### Data provided:
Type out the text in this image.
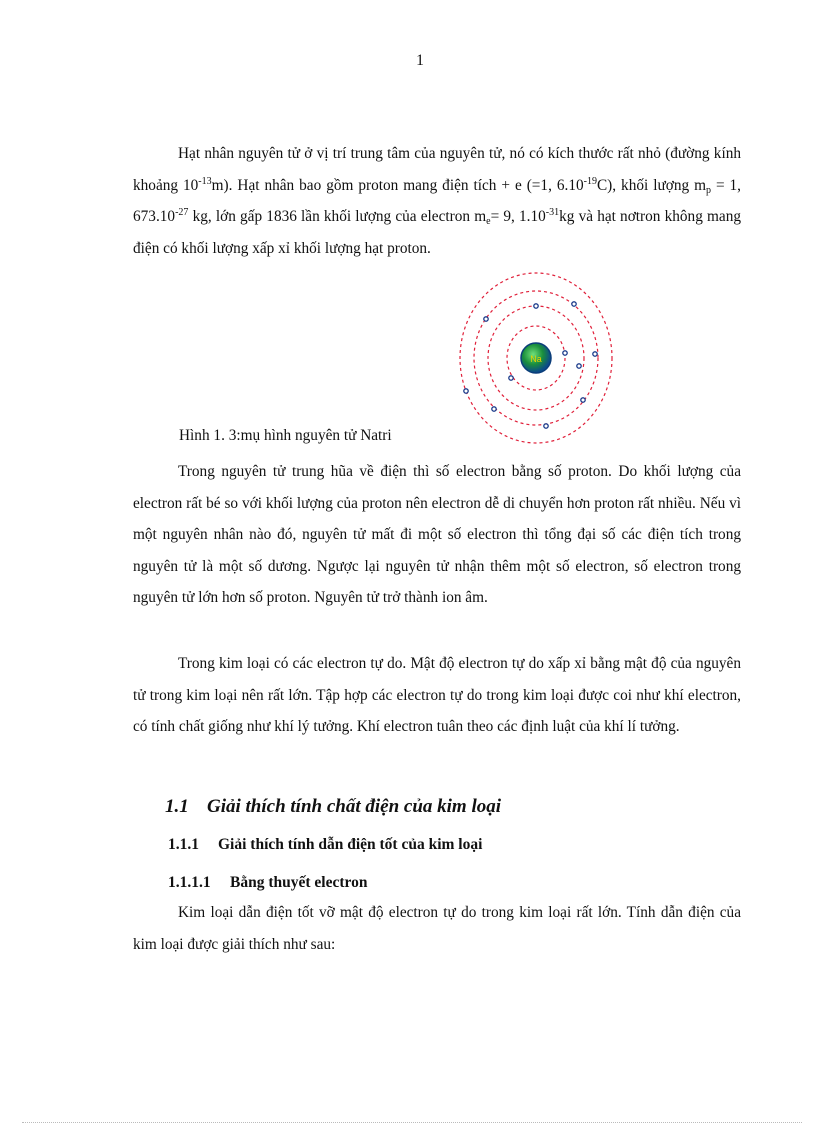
1

Hạt nhân nguyên tử ở vị trí trung tâm của nguyên tử, nó có kích thước rất nhỏ (đường kính khoảng $10^{-13}m$). Hạt nhân bao gồm proton mang điện tích + e (=1, $6.10^{-19}C$), khối lượng $m_p = 1$, $673.10^{-27}$ kg, lớn gấp 1836 lần khối lượng của electron $m_e= 9$, $1.10^{-31}kg$ và hạt nơtron không mang điện có khối lượng xấp xỉ khối lượng hạt proton.

Na
Hình 1. 3:mụ hình nguyên tử Natri

Trong nguyên tử trung hũa về điện thì số electron bằng số proton. Do khối lượng của electron rất bé so với khối lượng của proton nên electron dễ di chuyển hơn proton rất nhiều. Nếu vì một nguyên nhân nào đó, nguyên tử mất đi một số electron thì tổng đại số các điện tích trong nguyên tử là một số dương. Ngược lại nguyên tử nhận thêm một số electron, số electron trong nguyên tử lớn hơn số proton. Nguyên tử trở thành ion âm.

Trong kim loại có các electron tự do. Mật độ electron tự do xấp xỉ bằng mật độ của nguyên tử trong kim loại nên rất lớn. Tập hợp các electron tự do trong kim loại được coi như khí electron, có tính chất giống như khí lý tưởng. Khí electron tuân theo các định luật của khí lí tưởng.

1.1 Giải thích tính chất điện của kim loại
1.1.1 Giải thích tính dẫn điện tốt của kim loại
1.1.1.1 Bằng thuyết electron

Kim loại dẫn điện tốt vỡ mật độ electron tự do trong kim loại rất lớn. Tính dẫn điện của kim loại được giải thích như sau:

### Goal:
Search the lines above for the string "chất", then show every one that has it.

### Response:
Trong kim loại có các electron tự do. Mật độ electron tự do xấp xỉ bằng mật độ của nguyên tử trong kim loại nên rất lớn. Tập hợp các electron tự do trong kim loại được coi như khí electron, có tính chất giống như khí lý tưởng. Khí electron tuân theo các định luật của khí lí tưởng.
1.1 Giải thích tính chất điện của kim loại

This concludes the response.